● **REQUIRED WORK**: Pictures excluded, copy every record that follows exactly as it appears.

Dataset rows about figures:
# # # # # # #
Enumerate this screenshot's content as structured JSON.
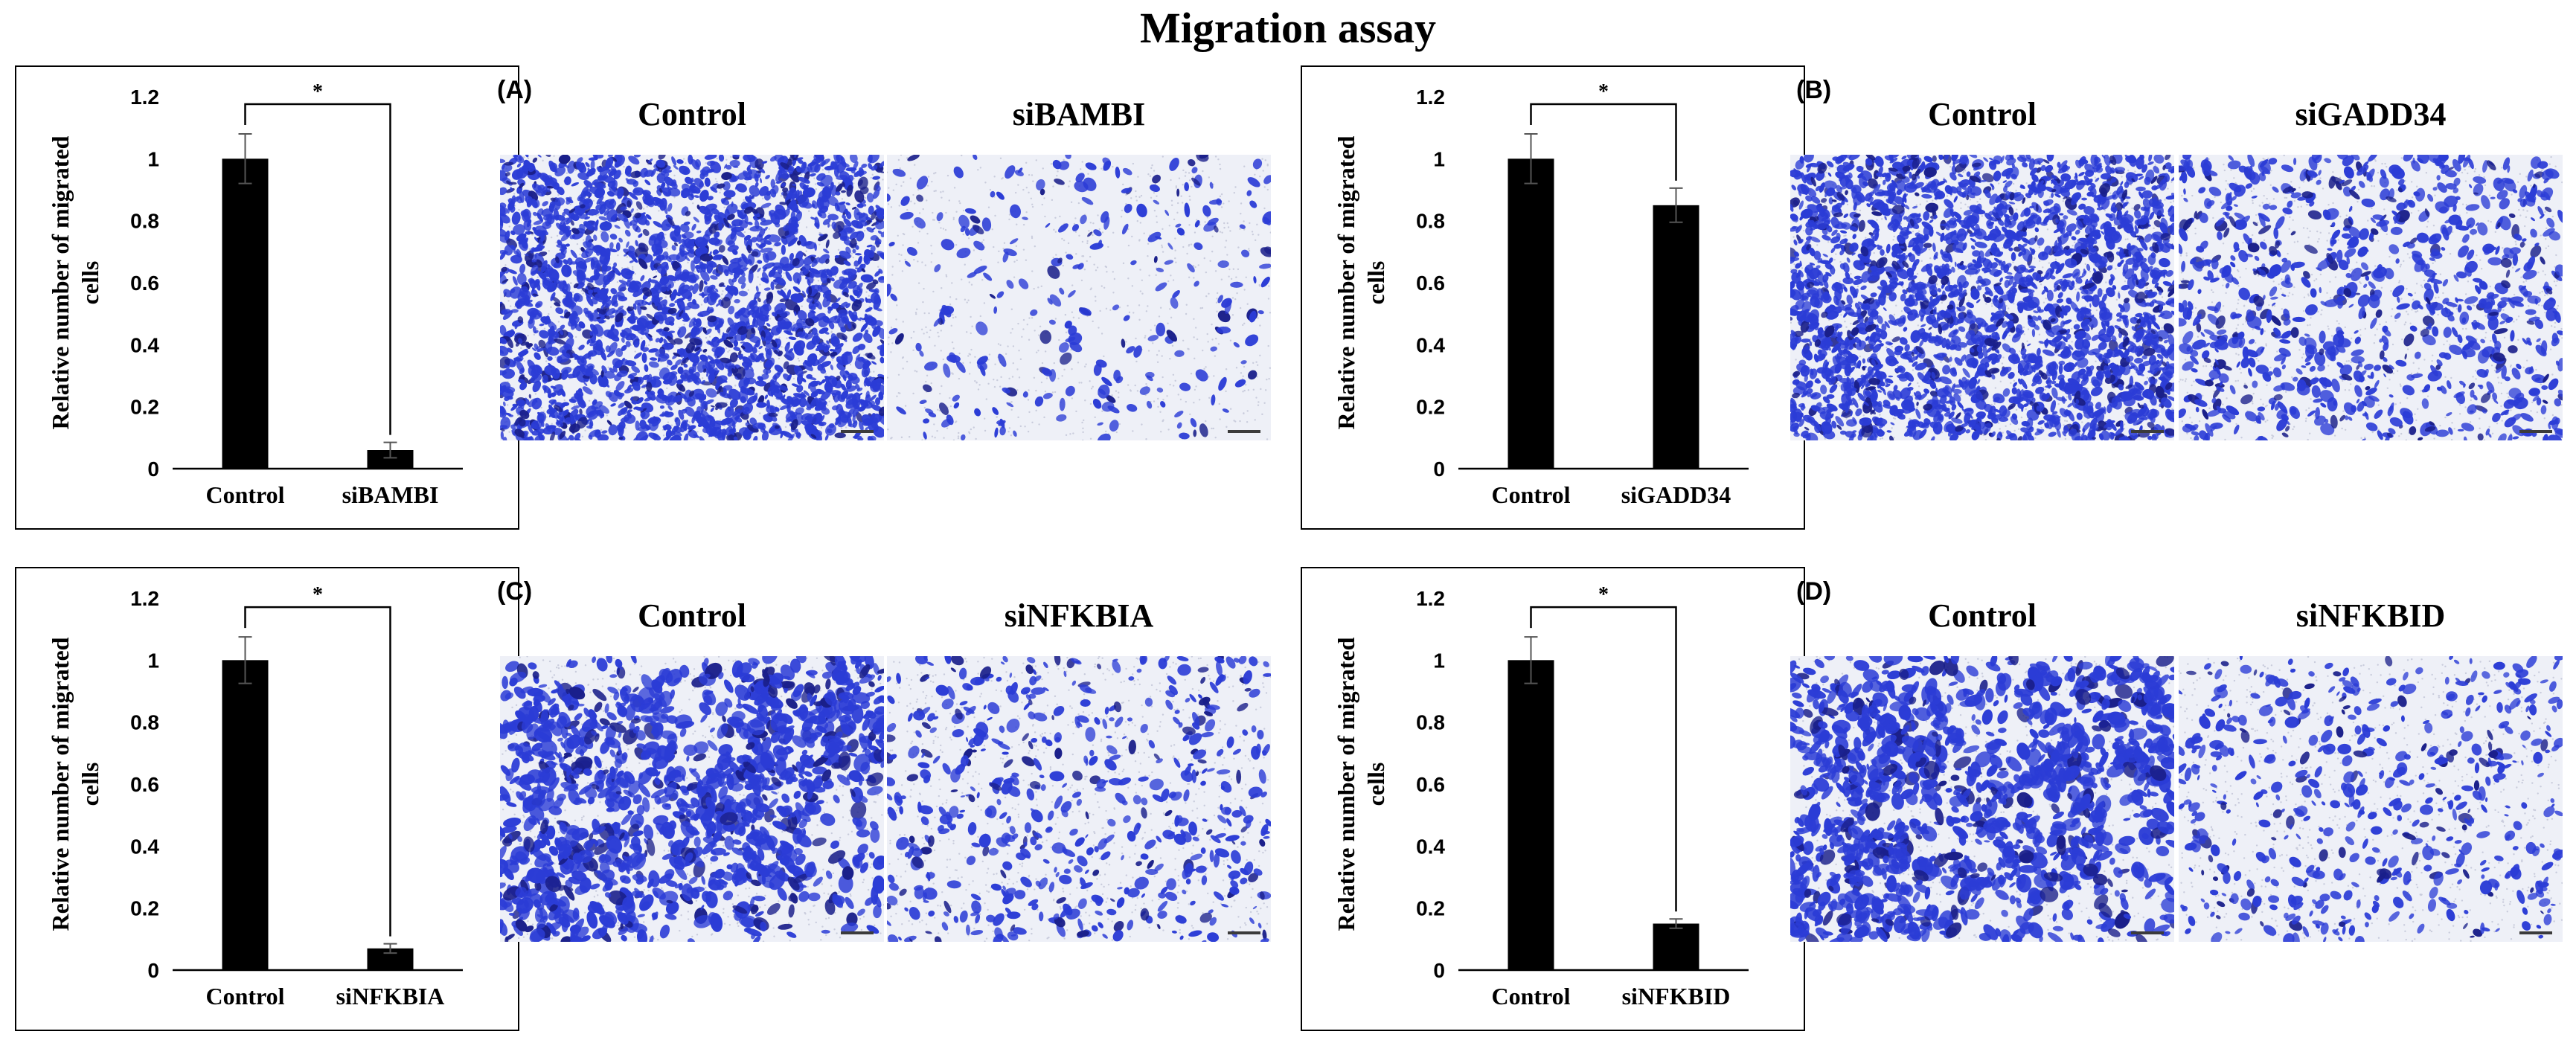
{
  "figure_title": "Migration assay",
  "chart_data": [
    {
      "type": "bar",
      "ylabel": "Relative number of migrated cells",
      "categories": [
        "Control",
        "siBAMBI"
      ],
      "values": [
        1.0,
        0.06
      ],
      "errors": [
        0.08,
        0.025
      ],
      "ylim": [
        0,
        1.2
      ],
      "yticks": [
        "0",
        "0.2",
        "0.4",
        "0.6",
        "0.8",
        "1",
        "1.2"
      ],
      "significance": "*",
      "bar_color": "#000000"
    },
    {
      "type": "bar",
      "ylabel": "Relative number of migrated cells",
      "categories": [
        "Control",
        "siGADD34"
      ],
      "values": [
        1.0,
        0.85
      ],
      "errors": [
        0.08,
        0.055
      ],
      "ylim": [
        0,
        1.2
      ],
      "yticks": [
        "0",
        "0.2",
        "0.4",
        "0.6",
        "0.8",
        "1",
        "1.2"
      ],
      "significance": "*",
      "bar_color": "#000000"
    },
    {
      "type": "bar",
      "ylabel": "Relative number of migrated cells",
      "categories": [
        "Control",
        "siNFKBIA"
      ],
      "values": [
        1.0,
        0.07
      ],
      "errors": [
        0.075,
        0.015
      ],
      "ylim": [
        0,
        1.2
      ],
      "yticks": [
        "0",
        "0.2",
        "0.4",
        "0.6",
        "0.8",
        "1",
        "1.2"
      ],
      "significance": "*",
      "bar_color": "#000000"
    },
    {
      "type": "bar",
      "ylabel": "Relative number of migrated cells",
      "categories": [
        "Control",
        "siNFKBID"
      ],
      "values": [
        1.0,
        0.15
      ],
      "errors": [
        0.075,
        0.015
      ],
      "ylim": [
        0,
        1.2
      ],
      "yticks": [
        "0",
        "0.2",
        "0.4",
        "0.6",
        "0.8",
        "1",
        "1.2"
      ],
      "significance": "*",
      "bar_color": "#000000"
    }
  ],
  "panels": [
    {
      "label": "(A)",
      "images": [
        {
          "title": "Control",
          "density": 0.95,
          "cell": "fine"
        },
        {
          "title": "siBAMBI",
          "density": 0.18,
          "cell": "sparse"
        }
      ]
    },
    {
      "label": "(B)",
      "images": [
        {
          "title": "Control",
          "density": 0.95,
          "cell": "fine"
        },
        {
          "title": "siGADD34",
          "density": 0.65,
          "cell": "medium"
        }
      ]
    },
    {
      "label": "(C)",
      "images": [
        {
          "title": "Control",
          "density": 0.7,
          "cell": "clumped"
        },
        {
          "title": "siNFKBIA",
          "density": 0.4,
          "cell": "medium"
        }
      ]
    },
    {
      "label": "(D)",
      "images": [
        {
          "title": "Control",
          "density": 0.7,
          "cell": "clumped"
        },
        {
          "title": "siNFKBID",
          "density": 0.38,
          "cell": "medium"
        }
      ]
    }
  ],
  "colors": {
    "stain": "#2b3cd6",
    "stain_dark": "#1a1f8a",
    "background": "#eef0f7"
  }
}
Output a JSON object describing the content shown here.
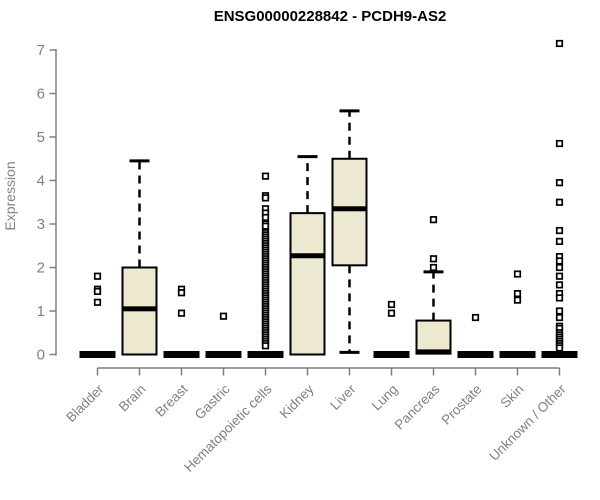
# # # # # # #
● **RESPONSE AREA**:
Enumerate this screenshot's content as structured JSON.
{
  "figure_title": "Migration assay",
  "chart_data": [
    {
      "type": "bar",
      "ylabel": "Relative number of migrated cells",
      "categories": [
        "Control",
        "siBAMBI"
      ],
      "values": [
        1.0,
        0.06
      ],
      "errors": [
        0.08,
        0.025
      ],
      "ylim": [
        0,
        1.2
      ],
      "yticks": [
        "0",
        "0.2",
        "0.4",
        "0.6",
        "0.8",
        "1",
        "1.2"
      ],
      "significance": "*",
      "bar_color": "#000000"
    },
    {
      "type": "bar",
      "ylabel": "Relative number of migrated cells",
      "categories": [
        "Control",
        "siGADD34"
      ],
      "values": [
        1.0,
        0.85
      ],
      "errors": [
        0.08,
        0.055
      ],
      "ylim": [
        0,
        1.2
      ],
      "yticks": [
        "0",
        "0.2",
        "0.4",
        "0.6",
        "0.8",
        "1",
        "1.2"
      ],
      "significance": "*",
      "bar_color": "#000000"
    },
    {
      "type": "bar",
      "ylabel": "Relative number of migrated cells",
      "categories": [
        "Control",
        "siNFKBIA"
      ],
      "values": [
        1.0,
        0.07
      ],
      "errors": [
        0.075,
        0.015
      ],
      "ylim": [
        0,
        1.2
      ],
      "yticks": [
        "0",
        "0.2",
        "0.4",
        "0.6",
        "0.8",
        "1",
        "1.2"
      ],
      "significance": "*",
      "bar_color": "#000000"
    },
    {
      "type": "bar",
      "ylabel": "Relative number of migrated cells",
      "categories": [
        "Control",
        "siNFKBID"
      ],
      "values": [
        1.0,
        0.15
      ],
      "errors": [
        0.075,
        0.015
      ],
      "ylim": [
        0,
        1.2
      ],
      "yticks": [
        "0",
        "0.2",
        "0.4",
        "0.6",
        "0.8",
        "1",
        "1.2"
      ],
      "significance": "*",
      "bar_color": "#000000"
    }
  ],
  "panels": [
    {
      "label": "(A)",
      "images": [
        {
          "title": "Control",
          "density": 0.95,
          "cell": "fine"
        },
        {
          "title": "siBAMBI",
          "density": 0.18,
          "cell": "sparse"
        }
      ]
    },
    {
      "label": "(B)",
      "images": [
        {
          "title": "Control",
          "density": 0.95,
          "cell": "fine"
        },
        {
          "title": "siGADD34",
          "density": 0.65,
          "cell": "medium"
        }
      ]
    },
    {
      "label": "(C)",
      "images": [
        {
          "title": "Control",
          "density": 0.7,
          "cell": "clumped"
        },
        {
          "title": "siNFKBIA",
          "density": 0.4,
          "cell": "medium"
        }
      ]
    },
    {
      "label": "(D)",
      "images": [
        {
          "title": "Control",
          "density": 0.7,
          "cell": "clumped"
        },
        {
          "title": "siNFKBID",
          "density": 0.38,
          "cell": "medium"
        }
      ]
    }
  ],
  "colors": {
    "stain": "#2b3cd6",
    "stain_dark": "#1a1f8a",
    "background": "#eef0f7"
  }
}
Output a JSON object describing the content shown here.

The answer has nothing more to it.